Problem: Collect each line of the records containing the string "Step".

Stored records:
[Start]

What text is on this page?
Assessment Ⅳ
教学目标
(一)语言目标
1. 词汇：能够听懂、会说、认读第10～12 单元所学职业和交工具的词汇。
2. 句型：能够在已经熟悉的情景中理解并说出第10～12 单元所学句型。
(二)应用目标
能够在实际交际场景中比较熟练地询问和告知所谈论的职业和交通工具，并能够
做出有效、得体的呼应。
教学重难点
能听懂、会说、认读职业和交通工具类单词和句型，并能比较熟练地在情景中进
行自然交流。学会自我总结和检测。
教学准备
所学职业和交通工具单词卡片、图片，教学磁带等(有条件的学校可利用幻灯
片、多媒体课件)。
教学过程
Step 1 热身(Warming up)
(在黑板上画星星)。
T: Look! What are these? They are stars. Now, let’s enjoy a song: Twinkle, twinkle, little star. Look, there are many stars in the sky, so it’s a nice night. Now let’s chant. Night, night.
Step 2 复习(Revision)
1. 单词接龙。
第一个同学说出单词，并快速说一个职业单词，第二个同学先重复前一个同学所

[End]

Response for this exercise:
Step 1 热身(Warming up)
Step 2 复习(Revision)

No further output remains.